> _WRITTEN TASK_
State how many lines of the records contain the string "JSON". Give the number alone.

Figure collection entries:
______
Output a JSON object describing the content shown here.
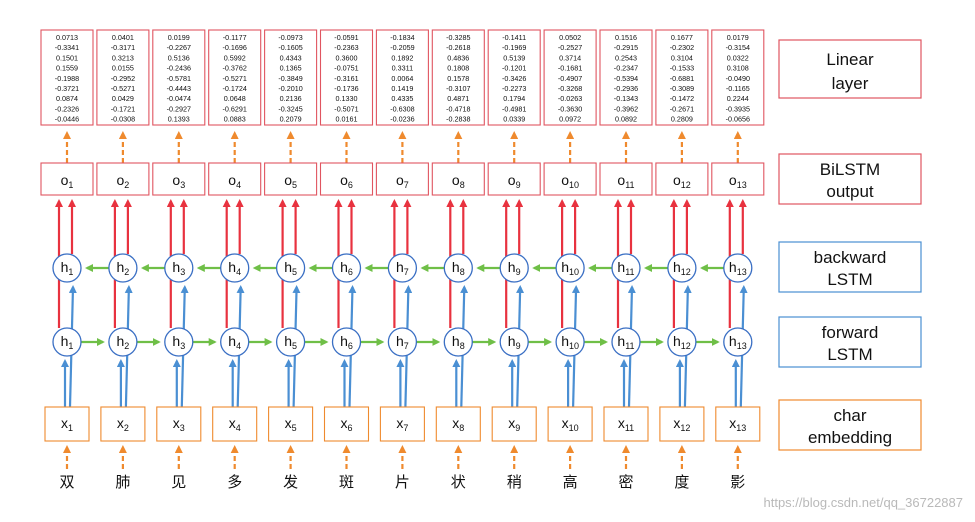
{
  "colors": {
    "red": "#e8323f",
    "blue": "#4a8fd3",
    "green": "#6fbf47",
    "orange": "#ef8a2e",
    "node_border": "#3a6fc4"
  },
  "characters": [
    "双",
    "肺",
    "见",
    "多",
    "发",
    "斑",
    "片",
    "状",
    "稍",
    "高",
    "密",
    "度",
    "影"
  ],
  "embeddings": {
    "prefix": "x",
    "subs": [
      "1",
      "2",
      "3",
      "4",
      "5",
      "6",
      "7",
      "8",
      "9",
      "10",
      "11",
      "12",
      "13"
    ]
  },
  "forward_states": {
    "prefix": "h",
    "subs": [
      "1",
      "2",
      "3",
      "4",
      "5",
      "6",
      "7",
      "8",
      "9",
      "10",
      "11",
      "12",
      "13"
    ]
  },
  "backward_states": {
    "prefix": "h",
    "subs": [
      "1",
      "2",
      "3",
      "4",
      "5",
      "6",
      "7",
      "8",
      "9",
      "10",
      "11",
      "12",
      "13"
    ]
  },
  "outputs": {
    "prefix": "o",
    "subs": [
      "1",
      "2",
      "3",
      "4",
      "5",
      "6",
      "7",
      "8",
      "9",
      "10",
      "11",
      "12",
      "13"
    ]
  },
  "linear_vectors": [
    [
      "0.0713",
      "-0.3341",
      "0.1501",
      "0.1559",
      "-0.1988",
      "-0.3721",
      "0.0874",
      "-0.2326",
      "-0.0446"
    ],
    [
      "0.0401",
      "-0.3171",
      "0.3213",
      "0.0155",
      "-0.2952",
      "-0.5271",
      "0.0429",
      "-0.1721",
      "-0.0308"
    ],
    [
      "0.0199",
      "-0.2267",
      "0.5136",
      "-0.2436",
      "-0.5781",
      "-0.4443",
      "-0.0474",
      "-0.2927",
      "0.1393"
    ],
    [
      "-0.1177",
      "-0.1696",
      "0.5992",
      "-0.3762",
      "-0.5271",
      "-0.1724",
      "0.0648",
      "-0.6291",
      "0.0883"
    ],
    [
      "-0.0973",
      "-0.1605",
      "0.4343",
      "0.1365",
      "-0.3849",
      "-0.2010",
      "0.2136",
      "-0.3245",
      "0.2079"
    ],
    [
      "-0.0591",
      "-0.2363",
      "0.3600",
      "-0.0751",
      "-0.3161",
      "-0.1736",
      "0.1330",
      "-0.5071",
      "0.0161"
    ],
    [
      "-0.1834",
      "-0.2059",
      "0.1892",
      "0.3311",
      "0.0064",
      "0.1419",
      "0.4335",
      "-0.6308",
      "-0.0236"
    ],
    [
      "-0.3285",
      "-0.2618",
      "0.4836",
      "0.1808",
      "0.1578",
      "-0.3107",
      "0.4871",
      "-0.4718",
      "-0.2838"
    ],
    [
      "-0.1411",
      "-0.1969",
      "0.5139",
      "-0.1201",
      "-0.3426",
      "-0.2273",
      "0.1794",
      "-0.4981",
      "0.0339"
    ],
    [
      "0.0502",
      "-0.2527",
      "0.3714",
      "-0.1681",
      "-0.4907",
      "-0.3268",
      "-0.0263",
      "-0.3630",
      "0.0972"
    ],
    [
      "0.1516",
      "-0.2915",
      "0.2543",
      "-0.2347",
      "-0.5394",
      "-0.2936",
      "-0.1343",
      "-0.3962",
      "0.0892"
    ],
    [
      "0.1677",
      "-0.2302",
      "0.3104",
      "-0.1533",
      "-0.6881",
      "-0.3089",
      "-0.1472",
      "-0.2671",
      "0.2809"
    ],
    [
      "0.0179",
      "-0.3154",
      "0.0322",
      "0.3108",
      "-0.0490",
      "-0.1165",
      "0.2244",
      "-0.3935",
      "-0.0656"
    ]
  ],
  "legend": {
    "linear": [
      "Linear",
      "layer"
    ],
    "bilstm": [
      "BiLSTM",
      "output"
    ],
    "backward": [
      "backward",
      "LSTM"
    ],
    "forward": [
      "forward",
      "LSTM"
    ],
    "embedding": [
      "char",
      "embedding"
    ]
  },
  "watermark": "https://blog.csdn.net/qq_36722887"
}
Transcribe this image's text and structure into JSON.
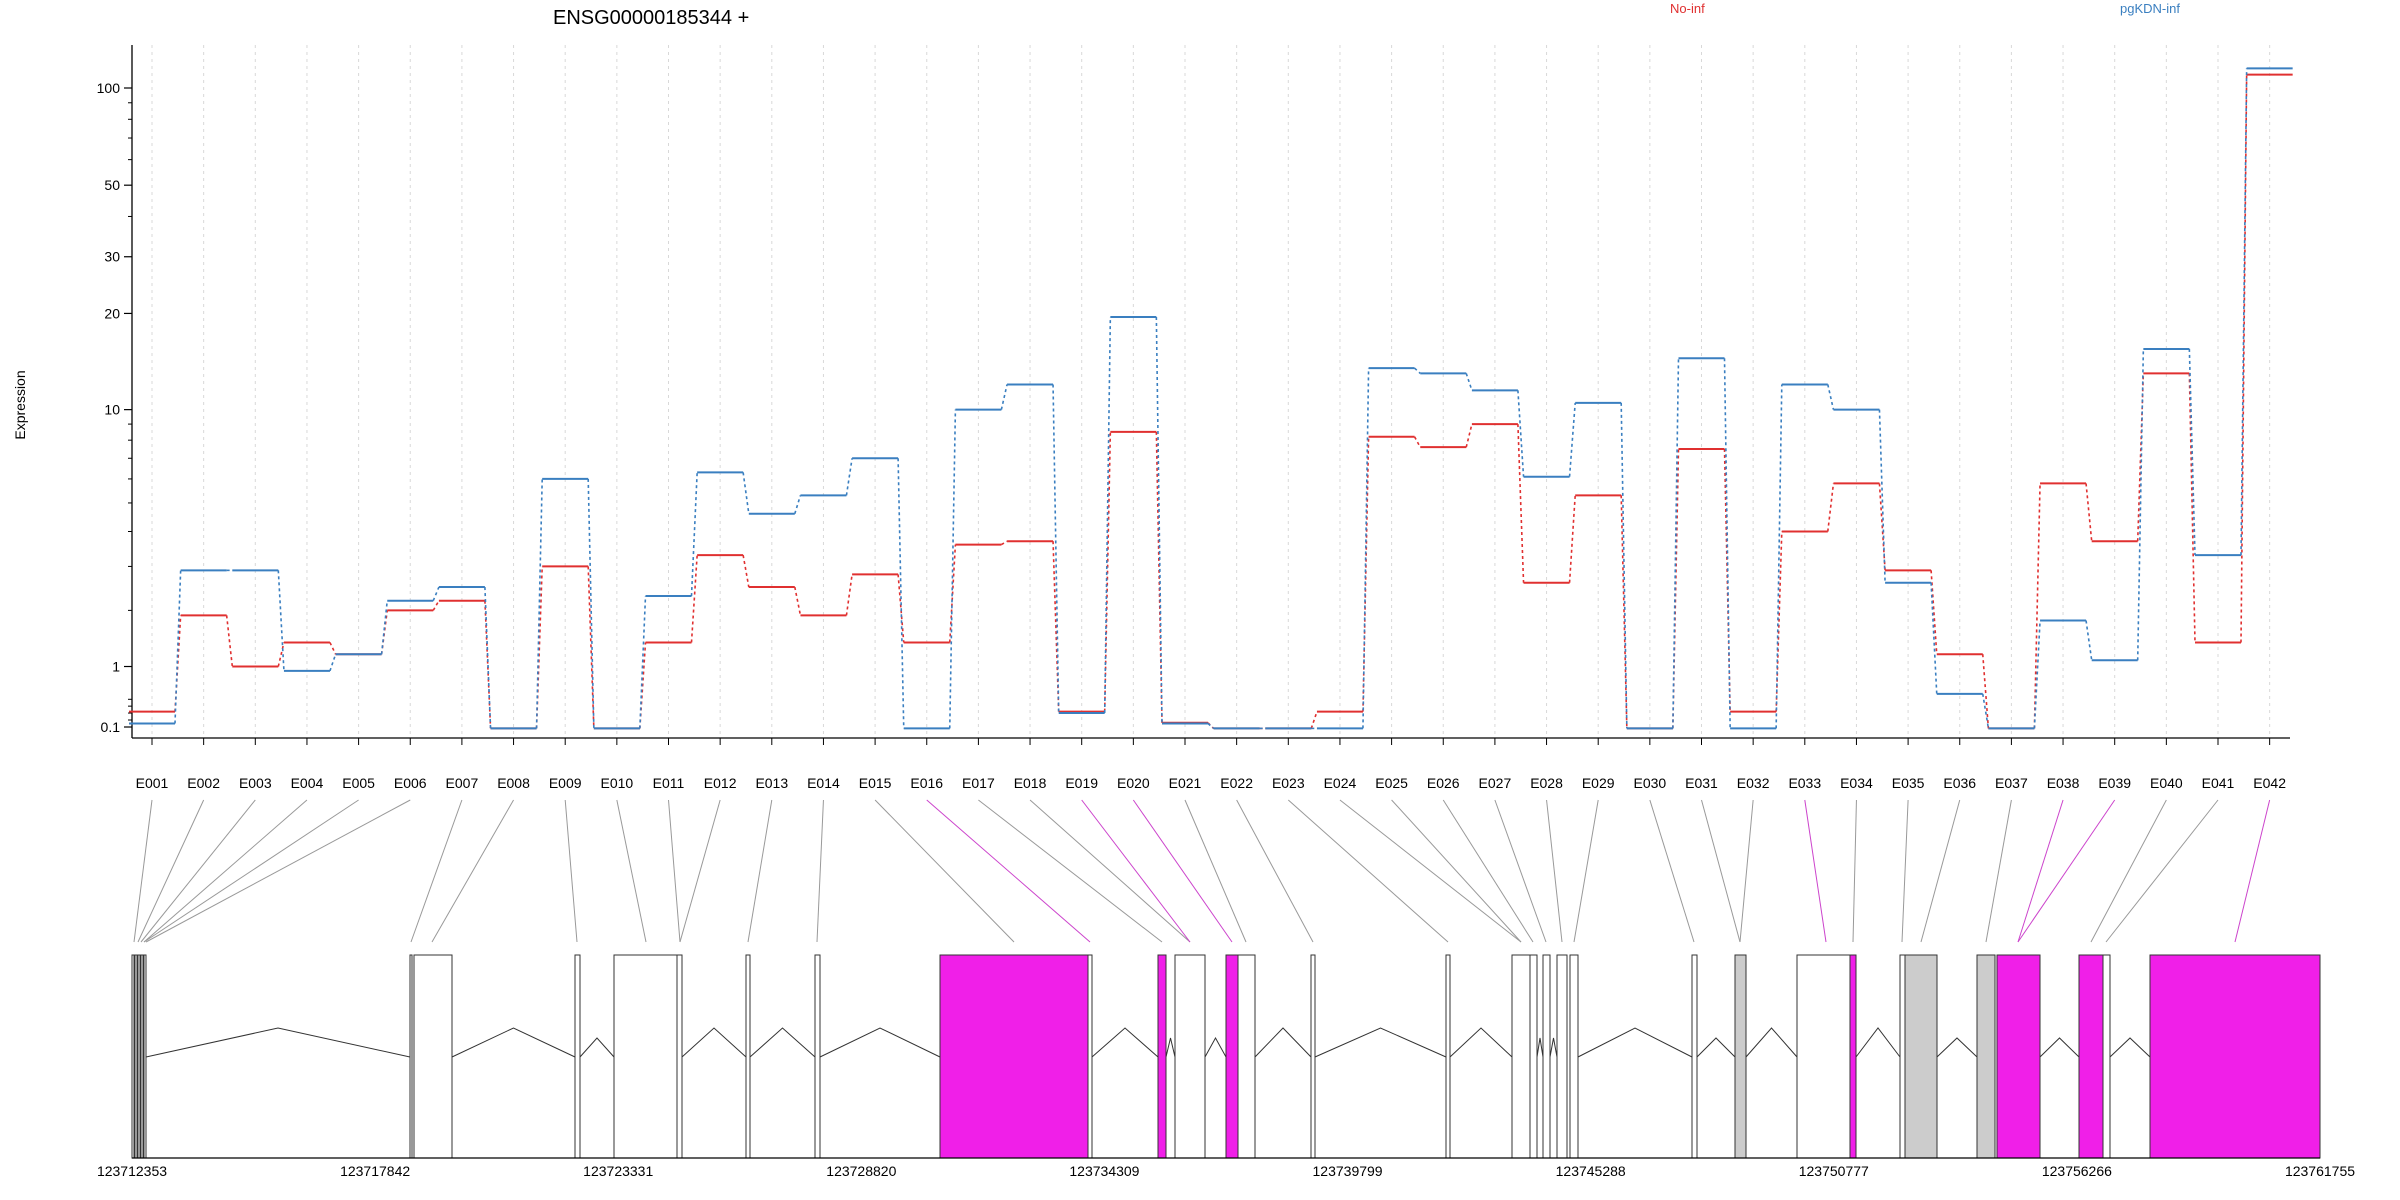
______
> _REPLY_
2